> **DIRECTIONS**:
Find how many lines in the data below mention "silnika". Give the number only.

-- START OF SOURCE DATA --

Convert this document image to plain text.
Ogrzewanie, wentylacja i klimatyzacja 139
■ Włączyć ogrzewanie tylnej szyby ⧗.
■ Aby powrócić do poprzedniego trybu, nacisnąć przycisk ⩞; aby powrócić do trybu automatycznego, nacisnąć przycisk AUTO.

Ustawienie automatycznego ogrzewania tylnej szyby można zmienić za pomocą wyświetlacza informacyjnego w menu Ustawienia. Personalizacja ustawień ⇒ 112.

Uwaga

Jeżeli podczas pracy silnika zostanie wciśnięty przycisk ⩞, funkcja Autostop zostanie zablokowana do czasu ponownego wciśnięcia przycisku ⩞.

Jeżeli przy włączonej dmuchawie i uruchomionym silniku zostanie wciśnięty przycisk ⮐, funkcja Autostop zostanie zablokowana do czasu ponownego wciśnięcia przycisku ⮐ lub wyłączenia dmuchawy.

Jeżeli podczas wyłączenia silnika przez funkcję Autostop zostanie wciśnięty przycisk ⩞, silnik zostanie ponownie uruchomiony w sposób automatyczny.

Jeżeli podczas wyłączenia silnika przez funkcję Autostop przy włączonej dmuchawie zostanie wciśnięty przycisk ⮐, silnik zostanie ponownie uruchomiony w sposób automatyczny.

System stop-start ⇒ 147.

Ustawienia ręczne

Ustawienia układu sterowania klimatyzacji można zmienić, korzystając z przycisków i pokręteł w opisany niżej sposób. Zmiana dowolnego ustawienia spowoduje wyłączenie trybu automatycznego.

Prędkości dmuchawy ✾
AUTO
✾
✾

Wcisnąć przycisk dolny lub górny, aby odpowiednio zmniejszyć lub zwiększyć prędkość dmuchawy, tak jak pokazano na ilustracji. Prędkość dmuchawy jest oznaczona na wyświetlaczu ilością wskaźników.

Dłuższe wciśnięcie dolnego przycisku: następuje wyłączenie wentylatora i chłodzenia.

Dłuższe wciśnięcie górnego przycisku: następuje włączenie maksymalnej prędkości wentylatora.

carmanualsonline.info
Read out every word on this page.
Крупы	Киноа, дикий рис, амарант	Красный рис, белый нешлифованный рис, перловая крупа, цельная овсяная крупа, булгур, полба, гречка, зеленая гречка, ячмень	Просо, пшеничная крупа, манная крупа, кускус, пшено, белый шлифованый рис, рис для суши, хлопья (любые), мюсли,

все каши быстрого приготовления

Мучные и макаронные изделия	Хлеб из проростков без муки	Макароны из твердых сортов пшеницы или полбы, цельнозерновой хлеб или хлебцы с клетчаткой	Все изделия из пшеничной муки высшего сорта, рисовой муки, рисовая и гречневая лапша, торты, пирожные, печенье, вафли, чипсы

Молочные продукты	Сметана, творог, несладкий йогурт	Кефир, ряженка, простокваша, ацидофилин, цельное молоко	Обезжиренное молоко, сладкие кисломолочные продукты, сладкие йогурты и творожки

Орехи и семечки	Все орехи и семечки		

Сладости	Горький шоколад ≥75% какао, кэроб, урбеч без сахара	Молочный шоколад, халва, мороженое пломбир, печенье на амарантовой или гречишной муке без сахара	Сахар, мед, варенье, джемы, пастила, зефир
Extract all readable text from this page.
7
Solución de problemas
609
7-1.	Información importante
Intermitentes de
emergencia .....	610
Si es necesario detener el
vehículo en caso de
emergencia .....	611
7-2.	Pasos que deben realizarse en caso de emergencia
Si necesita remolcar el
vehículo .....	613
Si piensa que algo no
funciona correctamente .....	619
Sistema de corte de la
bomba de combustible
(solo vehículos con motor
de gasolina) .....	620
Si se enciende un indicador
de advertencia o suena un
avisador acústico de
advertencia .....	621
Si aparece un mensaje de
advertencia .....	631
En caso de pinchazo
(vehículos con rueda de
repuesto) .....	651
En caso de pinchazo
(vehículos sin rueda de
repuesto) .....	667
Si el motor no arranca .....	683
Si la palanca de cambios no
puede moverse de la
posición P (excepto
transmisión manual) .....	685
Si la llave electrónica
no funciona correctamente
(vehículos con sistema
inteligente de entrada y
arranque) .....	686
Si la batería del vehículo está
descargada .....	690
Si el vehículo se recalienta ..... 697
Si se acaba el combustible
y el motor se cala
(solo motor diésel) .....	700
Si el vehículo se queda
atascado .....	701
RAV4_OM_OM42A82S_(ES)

-- END OF SOURCE DATA --

> **THE RESPONSE**:
3